EXTRACTED ENTRIES
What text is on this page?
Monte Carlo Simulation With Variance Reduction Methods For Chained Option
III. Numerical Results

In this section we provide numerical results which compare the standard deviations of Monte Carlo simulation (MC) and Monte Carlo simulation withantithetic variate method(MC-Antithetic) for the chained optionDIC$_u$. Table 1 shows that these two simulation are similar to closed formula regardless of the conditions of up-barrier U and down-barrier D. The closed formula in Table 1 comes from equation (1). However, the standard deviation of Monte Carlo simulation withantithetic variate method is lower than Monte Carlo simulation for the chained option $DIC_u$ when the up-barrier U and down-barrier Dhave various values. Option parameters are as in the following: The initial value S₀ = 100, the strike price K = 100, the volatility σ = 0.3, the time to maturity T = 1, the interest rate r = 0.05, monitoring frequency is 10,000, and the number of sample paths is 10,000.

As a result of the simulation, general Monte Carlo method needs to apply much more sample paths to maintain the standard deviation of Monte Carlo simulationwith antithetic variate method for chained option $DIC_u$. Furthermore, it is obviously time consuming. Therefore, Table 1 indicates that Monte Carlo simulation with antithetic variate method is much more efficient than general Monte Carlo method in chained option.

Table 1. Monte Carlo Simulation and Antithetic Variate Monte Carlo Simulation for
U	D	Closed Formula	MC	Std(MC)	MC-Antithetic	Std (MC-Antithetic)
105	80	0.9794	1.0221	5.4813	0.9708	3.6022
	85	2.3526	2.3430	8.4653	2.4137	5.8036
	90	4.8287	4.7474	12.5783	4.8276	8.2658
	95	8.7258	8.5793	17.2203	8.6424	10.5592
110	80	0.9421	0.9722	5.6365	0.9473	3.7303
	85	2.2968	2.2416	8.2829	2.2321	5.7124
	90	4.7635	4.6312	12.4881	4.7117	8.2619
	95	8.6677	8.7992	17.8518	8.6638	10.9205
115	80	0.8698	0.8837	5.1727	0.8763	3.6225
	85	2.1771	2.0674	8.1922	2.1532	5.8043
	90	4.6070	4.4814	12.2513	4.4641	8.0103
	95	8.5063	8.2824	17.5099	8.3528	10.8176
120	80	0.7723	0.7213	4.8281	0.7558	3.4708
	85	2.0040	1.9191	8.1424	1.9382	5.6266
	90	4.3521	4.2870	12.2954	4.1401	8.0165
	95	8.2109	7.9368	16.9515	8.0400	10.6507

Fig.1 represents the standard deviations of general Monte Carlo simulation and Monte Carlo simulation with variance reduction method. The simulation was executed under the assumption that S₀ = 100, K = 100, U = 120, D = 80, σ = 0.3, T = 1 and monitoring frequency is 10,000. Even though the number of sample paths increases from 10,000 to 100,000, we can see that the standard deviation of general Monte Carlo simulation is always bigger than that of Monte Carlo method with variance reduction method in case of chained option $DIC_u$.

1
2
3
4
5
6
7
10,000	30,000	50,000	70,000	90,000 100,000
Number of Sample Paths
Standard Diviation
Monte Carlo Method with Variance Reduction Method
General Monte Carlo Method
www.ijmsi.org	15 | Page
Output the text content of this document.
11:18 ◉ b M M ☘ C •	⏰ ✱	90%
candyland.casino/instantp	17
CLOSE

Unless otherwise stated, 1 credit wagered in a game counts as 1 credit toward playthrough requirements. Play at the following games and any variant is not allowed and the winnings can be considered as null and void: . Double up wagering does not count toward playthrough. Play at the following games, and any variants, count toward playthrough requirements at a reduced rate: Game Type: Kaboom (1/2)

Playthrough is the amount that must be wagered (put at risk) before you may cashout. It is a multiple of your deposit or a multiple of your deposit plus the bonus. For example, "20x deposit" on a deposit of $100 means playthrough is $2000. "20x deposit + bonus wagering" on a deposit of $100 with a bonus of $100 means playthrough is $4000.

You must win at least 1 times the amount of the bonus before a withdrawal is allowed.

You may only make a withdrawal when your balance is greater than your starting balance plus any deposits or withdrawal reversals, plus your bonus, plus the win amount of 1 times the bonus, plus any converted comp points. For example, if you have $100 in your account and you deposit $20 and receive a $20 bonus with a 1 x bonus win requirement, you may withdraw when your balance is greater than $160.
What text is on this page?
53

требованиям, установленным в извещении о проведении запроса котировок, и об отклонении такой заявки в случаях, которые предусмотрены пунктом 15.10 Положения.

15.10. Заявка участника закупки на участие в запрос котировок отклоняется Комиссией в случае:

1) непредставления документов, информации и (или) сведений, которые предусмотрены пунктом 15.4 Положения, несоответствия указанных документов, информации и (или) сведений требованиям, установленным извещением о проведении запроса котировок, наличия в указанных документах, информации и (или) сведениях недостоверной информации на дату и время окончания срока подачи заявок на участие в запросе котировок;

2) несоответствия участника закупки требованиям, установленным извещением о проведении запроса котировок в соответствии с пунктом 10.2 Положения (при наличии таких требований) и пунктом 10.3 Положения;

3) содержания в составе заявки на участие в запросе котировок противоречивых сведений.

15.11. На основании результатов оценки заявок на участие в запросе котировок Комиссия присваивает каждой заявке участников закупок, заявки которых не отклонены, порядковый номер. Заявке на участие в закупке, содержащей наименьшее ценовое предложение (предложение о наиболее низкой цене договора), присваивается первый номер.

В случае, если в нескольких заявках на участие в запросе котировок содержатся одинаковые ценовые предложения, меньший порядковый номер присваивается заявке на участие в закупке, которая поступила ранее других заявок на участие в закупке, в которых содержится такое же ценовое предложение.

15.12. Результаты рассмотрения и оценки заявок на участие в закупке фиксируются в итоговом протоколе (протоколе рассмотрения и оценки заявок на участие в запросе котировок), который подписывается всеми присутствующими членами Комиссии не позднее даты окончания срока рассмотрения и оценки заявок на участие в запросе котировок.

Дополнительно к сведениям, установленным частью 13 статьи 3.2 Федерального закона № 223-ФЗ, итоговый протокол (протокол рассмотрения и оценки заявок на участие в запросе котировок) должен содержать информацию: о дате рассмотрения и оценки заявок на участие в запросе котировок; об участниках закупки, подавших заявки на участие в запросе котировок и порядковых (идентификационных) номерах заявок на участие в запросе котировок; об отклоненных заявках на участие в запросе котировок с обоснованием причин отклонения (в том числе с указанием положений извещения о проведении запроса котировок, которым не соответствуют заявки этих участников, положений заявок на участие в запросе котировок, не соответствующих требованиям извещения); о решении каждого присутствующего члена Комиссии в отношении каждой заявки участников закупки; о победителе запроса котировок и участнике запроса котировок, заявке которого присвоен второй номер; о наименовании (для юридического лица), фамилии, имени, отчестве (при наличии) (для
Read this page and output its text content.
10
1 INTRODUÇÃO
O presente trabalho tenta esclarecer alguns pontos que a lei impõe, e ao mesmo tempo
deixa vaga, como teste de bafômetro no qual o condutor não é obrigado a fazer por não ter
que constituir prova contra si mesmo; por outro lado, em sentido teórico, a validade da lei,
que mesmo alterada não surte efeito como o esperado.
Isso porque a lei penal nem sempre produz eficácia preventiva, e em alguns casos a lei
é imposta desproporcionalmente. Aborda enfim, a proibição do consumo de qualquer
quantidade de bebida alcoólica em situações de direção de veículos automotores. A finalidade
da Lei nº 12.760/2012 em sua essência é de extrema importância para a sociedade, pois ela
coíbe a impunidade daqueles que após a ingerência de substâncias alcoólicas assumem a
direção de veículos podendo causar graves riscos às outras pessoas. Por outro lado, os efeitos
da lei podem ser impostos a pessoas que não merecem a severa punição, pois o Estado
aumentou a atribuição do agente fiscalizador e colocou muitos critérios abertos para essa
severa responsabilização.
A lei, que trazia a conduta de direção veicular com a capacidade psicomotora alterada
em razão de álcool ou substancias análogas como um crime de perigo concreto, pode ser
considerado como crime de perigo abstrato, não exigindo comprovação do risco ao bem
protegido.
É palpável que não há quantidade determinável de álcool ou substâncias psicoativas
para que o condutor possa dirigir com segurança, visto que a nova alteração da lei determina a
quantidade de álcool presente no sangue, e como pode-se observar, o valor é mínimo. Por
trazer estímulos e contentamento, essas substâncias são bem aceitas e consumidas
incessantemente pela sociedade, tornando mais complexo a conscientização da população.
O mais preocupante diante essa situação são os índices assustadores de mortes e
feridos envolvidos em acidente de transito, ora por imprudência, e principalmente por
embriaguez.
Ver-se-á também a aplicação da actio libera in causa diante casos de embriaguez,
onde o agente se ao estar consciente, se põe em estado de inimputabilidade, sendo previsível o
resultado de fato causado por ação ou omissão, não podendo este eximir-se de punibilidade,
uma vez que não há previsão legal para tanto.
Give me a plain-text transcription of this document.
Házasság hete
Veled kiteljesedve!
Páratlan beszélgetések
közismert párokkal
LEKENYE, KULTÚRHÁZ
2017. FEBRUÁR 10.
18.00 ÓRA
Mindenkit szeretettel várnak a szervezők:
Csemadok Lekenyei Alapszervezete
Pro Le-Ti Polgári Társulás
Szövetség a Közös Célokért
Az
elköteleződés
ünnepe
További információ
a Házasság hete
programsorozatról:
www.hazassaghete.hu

PROBLEM REQUIREMENTS
From the line holding "Give me a plain-text" down to the final line above, quote every line exactly and only those lines.

PROBLEM SOLUTION
Give me a plain-text transcription of this document.
Házasság hete
Veled kiteljesedve!
Páratlan beszélgetések
közismert párokkal
LEKENYE, KULTÚRHÁZ
2017. FEBRUÁR 10.
18.00 ÓRA
Mindenkit szeretettel várnak a szervezők:
Csemadok Lekenyei Alapszervezete
Pro Le-Ti Polgári Társulás
Szövetség a Közös Célokért
Az
elköteleződés
ünnepe
További információ
a Házasság hete
programsorozatról:
www.hazassaghete.hu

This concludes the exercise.